**Given task**
The records that follow are to be repeated without alteration.

**Records to use**
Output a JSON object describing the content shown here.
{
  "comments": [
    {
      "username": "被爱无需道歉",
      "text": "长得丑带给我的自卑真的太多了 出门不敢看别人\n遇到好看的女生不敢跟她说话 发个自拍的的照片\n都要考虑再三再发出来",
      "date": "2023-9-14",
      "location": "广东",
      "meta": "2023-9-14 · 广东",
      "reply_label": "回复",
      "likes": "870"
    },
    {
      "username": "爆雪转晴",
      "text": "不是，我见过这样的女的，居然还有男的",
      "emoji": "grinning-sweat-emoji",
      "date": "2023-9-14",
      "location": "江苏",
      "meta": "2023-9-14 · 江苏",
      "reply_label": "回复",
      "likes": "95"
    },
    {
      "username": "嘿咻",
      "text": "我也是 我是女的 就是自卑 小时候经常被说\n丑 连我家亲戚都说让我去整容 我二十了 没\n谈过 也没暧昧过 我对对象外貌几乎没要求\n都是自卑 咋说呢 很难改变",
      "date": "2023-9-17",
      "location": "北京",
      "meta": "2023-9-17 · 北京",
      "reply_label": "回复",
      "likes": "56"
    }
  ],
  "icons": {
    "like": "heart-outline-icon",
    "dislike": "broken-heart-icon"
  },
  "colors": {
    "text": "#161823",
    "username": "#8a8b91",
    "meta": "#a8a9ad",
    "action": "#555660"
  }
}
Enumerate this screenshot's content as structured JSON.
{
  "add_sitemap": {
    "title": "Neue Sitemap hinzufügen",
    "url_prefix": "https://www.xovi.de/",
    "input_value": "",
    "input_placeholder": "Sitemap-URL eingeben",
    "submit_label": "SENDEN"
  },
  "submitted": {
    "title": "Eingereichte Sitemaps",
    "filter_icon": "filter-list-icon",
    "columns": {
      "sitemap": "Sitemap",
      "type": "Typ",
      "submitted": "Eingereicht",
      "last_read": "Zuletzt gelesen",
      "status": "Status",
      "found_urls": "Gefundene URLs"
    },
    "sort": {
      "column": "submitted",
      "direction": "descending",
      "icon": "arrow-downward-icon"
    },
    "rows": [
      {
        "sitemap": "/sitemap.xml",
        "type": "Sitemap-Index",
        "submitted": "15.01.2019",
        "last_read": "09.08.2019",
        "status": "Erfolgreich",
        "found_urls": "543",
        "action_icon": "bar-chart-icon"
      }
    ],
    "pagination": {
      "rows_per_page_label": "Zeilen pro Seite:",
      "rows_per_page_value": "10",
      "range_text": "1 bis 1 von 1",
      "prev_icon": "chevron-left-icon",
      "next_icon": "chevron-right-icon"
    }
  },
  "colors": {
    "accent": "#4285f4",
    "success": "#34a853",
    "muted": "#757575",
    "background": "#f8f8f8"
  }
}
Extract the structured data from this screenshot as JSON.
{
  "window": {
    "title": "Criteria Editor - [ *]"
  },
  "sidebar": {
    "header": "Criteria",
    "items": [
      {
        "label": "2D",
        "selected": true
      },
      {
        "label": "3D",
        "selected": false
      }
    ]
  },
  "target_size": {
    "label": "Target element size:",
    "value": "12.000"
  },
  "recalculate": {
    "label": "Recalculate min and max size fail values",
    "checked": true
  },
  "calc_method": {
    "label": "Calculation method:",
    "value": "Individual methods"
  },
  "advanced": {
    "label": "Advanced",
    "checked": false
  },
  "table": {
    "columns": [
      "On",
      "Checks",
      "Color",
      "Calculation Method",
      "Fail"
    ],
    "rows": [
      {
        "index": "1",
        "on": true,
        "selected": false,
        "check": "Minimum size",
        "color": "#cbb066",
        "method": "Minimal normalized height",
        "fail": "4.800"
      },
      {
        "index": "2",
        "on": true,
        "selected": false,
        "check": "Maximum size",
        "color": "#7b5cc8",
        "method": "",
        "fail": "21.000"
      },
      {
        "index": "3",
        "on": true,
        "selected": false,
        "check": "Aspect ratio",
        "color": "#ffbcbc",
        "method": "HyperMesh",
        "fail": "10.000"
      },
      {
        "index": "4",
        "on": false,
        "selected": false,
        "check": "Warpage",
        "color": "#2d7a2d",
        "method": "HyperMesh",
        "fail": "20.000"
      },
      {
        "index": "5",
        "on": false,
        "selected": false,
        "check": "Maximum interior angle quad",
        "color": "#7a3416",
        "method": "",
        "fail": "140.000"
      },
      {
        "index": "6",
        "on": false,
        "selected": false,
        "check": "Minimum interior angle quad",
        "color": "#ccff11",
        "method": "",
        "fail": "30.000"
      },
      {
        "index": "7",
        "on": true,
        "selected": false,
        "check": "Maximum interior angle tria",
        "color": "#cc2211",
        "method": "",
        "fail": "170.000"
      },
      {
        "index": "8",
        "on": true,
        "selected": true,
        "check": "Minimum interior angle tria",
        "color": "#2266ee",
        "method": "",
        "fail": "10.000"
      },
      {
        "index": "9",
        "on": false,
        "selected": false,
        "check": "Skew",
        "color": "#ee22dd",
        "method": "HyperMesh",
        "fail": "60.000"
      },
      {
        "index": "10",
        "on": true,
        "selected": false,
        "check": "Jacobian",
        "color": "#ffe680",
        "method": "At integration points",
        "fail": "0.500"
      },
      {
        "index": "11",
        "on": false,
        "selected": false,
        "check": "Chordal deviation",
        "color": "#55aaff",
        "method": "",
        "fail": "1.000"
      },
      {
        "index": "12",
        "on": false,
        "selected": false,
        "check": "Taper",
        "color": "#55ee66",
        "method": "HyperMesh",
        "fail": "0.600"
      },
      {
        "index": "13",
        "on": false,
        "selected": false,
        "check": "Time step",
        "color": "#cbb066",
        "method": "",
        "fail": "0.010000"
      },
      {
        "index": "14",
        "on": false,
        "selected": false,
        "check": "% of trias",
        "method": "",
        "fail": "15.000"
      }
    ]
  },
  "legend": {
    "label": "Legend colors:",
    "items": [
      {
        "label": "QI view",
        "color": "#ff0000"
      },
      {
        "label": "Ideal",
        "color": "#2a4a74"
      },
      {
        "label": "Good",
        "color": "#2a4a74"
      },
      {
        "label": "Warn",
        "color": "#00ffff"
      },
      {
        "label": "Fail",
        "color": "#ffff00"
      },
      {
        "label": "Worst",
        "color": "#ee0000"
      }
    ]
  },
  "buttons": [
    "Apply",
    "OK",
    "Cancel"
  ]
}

**Solved problem**
Output a JSON object describing the content shown here.
{
  "comments": [
    {
      "username": "被爱无需道歉",
      "text": "长得丑带给我的自卑真的太多了 出门不敢看别人\n遇到好看的女生不敢跟她说话 发个自拍的的照片\n都要考虑再三再发出来",
      "date": "2023-9-14",
      "location": "广东",
      "meta": "2023-9-14 · 广东",
      "reply_label": "回复",
      "likes": "870"
    },
    {
      "username": "爆雪转晴",
      "text": "不是，我见过这样的女的，居然还有男的",
      "emoji": "grinning-sweat-emoji",
      "date": "2023-9-14",
      "location": "江苏",
      "meta": "2023-9-14 · 江苏",
      "reply_label": "回复",
      "likes": "95"
    },
    {
      "username": "嘿咻",
      "text": "我也是 我是女的 就是自卑 小时候经常被说\n丑 连我家亲戚都说让我去整容 我二十了 没\n谈过 也没暧昧过 我对对象外貌几乎没要求\n都是自卑 咋说呢 很难改变",
      "date": "2023-9-17",
      "location": "北京",
      "meta": "2023-9-17 · 北京",
      "reply_label": "回复",
      "likes": "56"
    }
  ],
  "icons": {
    "like": "heart-outline-icon",
    "dislike": "broken-heart-icon"
  },
  "colors": {
    "text": "#161823",
    "username": "#8a8b91",
    "meta": "#a8a9ad",
    "action": "#555660"
  }
}
Enumerate this screenshot's content as structured JSON.
{
  "add_sitemap": {
    "title": "Neue Sitemap hinzufügen",
    "url_prefix": "https://www.xovi.de/",
    "input_value": "",
    "input_placeholder": "Sitemap-URL eingeben",
    "submit_label": "SENDEN"
  },
  "submitted": {
    "title": "Eingereichte Sitemaps",
    "filter_icon": "filter-list-icon",
    "columns": {
      "sitemap": "Sitemap",
      "type": "Typ",
      "submitted": "Eingereicht",
      "last_read": "Zuletzt gelesen",
      "status": "Status",
      "found_urls": "Gefundene URLs"
    },
    "sort": {
      "column": "submitted",
      "direction": "descending",
      "icon": "arrow-downward-icon"
    },
    "rows": [
      {
        "sitemap": "/sitemap.xml",
        "type": "Sitemap-Index",
        "submitted": "15.01.2019",
        "last_read": "09.08.2019",
        "status": "Erfolgreich",
        "found_urls": "543",
        "action_icon": "bar-chart-icon"
      }
    ],
    "pagination": {
      "rows_per_page_label": "Zeilen pro Seite:",
      "rows_per_page_value": "10",
      "range_text": "1 bis 1 von 1",
      "prev_icon": "chevron-left-icon",
      "next_icon": "chevron-right-icon"
    }
  },
  "colors": {
    "accent": "#4285f4",
    "success": "#34a853",
    "muted": "#757575",
    "background": "#f8f8f8"
  }
}
Extract the structured data from this screenshot as JSON.
{
  "window": {
    "title": "Criteria Editor - [ *]"
  },
  "sidebar": {
    "header": "Criteria",
    "items": [
      {
        "label": "2D",
        "selected": true
      },
      {
        "label": "3D",
        "selected": false
      }
    ]
  },
  "target_size": {
    "label": "Target element size:",
    "value": "12.000"
  },
  "recalculate": {
    "label": "Recalculate min and max size fail values",
    "checked": true
  },
  "calc_method": {
    "label": "Calculation method:",
    "value": "Individual methods"
  },
  "advanced": {
    "label": "Advanced",
    "checked": false
  },
  "table": {
    "columns": [
      "On",
      "Checks",
      "Color",
      "Calculation Method",
      "Fail"
    ],
    "rows": [
      {
        "index": "1",
        "on": true,
        "selected": false,
        "check": "Minimum size",
        "color": "#cbb066",
        "method": "Minimal normalized height",
        "fail": "4.800"
      },
      {
        "index": "2",
        "on": true,
        "selected": false,
        "check": "Maximum size",
        "color": "#7b5cc8",
        "method": "",
        "fail": "21.000"
      },
      {
        "index": "3",
        "on": true,
        "selected": false,
        "check": "Aspect ratio",
        "color": "#ffbcbc",
        "method": "HyperMesh",
        "fail": "10.000"
      },
      {
        "index": "4",
        "on": false,
        "selected": false,
        "check": "Warpage",
        "color": "#2d7a2d",
        "method": "HyperMesh",
        "fail": "20.000"
      },
      {
        "index": "5",
        "on": false,
        "selected": false,
        "check": "Maximum interior angle quad",
        "color": "#7a3416",
        "method": "",
        "fail": "140.000"
      },
      {
        "index": "6",
        "on": false,
        "selected": false,
        "check": "Minimum interior angle quad",
        "color": "#ccff11",
        "method": "",
        "fail": "30.000"
      },
      {
        "index": "7",
        "on": true,
        "selected": false,
        "check": "Maximum interior angle tria",
        "color": "#cc2211",
        "method": "",
        "fail": "170.000"
      },
      {
        "index": "8",
        "on": true,
        "selected": true,
        "check": "Minimum interior angle tria",
        "color": "#2266ee",
        "method": "",
        "fail": "10.000"
      },
      {
        "index": "9",
        "on": false,
        "selected": false,
        "check": "Skew",
        "color": "#ee22dd",
        "method": "HyperMesh",
        "fail": "60.000"
      },
      {
        "index": "10",
        "on": true,
        "selected": false,
        "check": "Jacobian",
        "color": "#ffe680",
        "method": "At integration points",
        "fail": "0.500"
      },
      {
        "index": "11",
        "on": false,
        "selected": false,
        "check": "Chordal deviation",
        "color": "#55aaff",
        "method": "",
        "fail": "1.000"
      },
      {
        "index": "12",
        "on": false,
        "selected": false,
        "check": "Taper",
        "color": "#55ee66",
        "method": "HyperMesh",
        "fail": "0.600"
      },
      {
        "index": "13",
        "on": false,
        "selected": false,
        "check": "Time step",
        "color": "#cbb066",
        "method": "",
        "fail": "0.010000"
      },
      {
        "index": "14",
        "on": false,
        "selected": false,
        "check": "% of trias",
        "method": "",
        "fail": "15.000"
      }
    ]
  },
  "legend": {
    "label": "Legend colors:",
    "items": [
      {
        "label": "QI view",
        "color": "#ff0000"
      },
      {
        "label": "Ideal",
        "color": "#2a4a74"
      },
      {
        "label": "Good",
        "color": "#2a4a74"
      },
      {
        "label": "Warn",
        "color": "#00ffff"
      },
      {
        "label": "Fail",
        "color": "#ffff00"
      },
      {
        "label": "Worst",
        "color": "#ee0000"
      }
    ]
  },
  "buttons": [
    "Apply",
    "OK",
    "Cancel"
  ]
}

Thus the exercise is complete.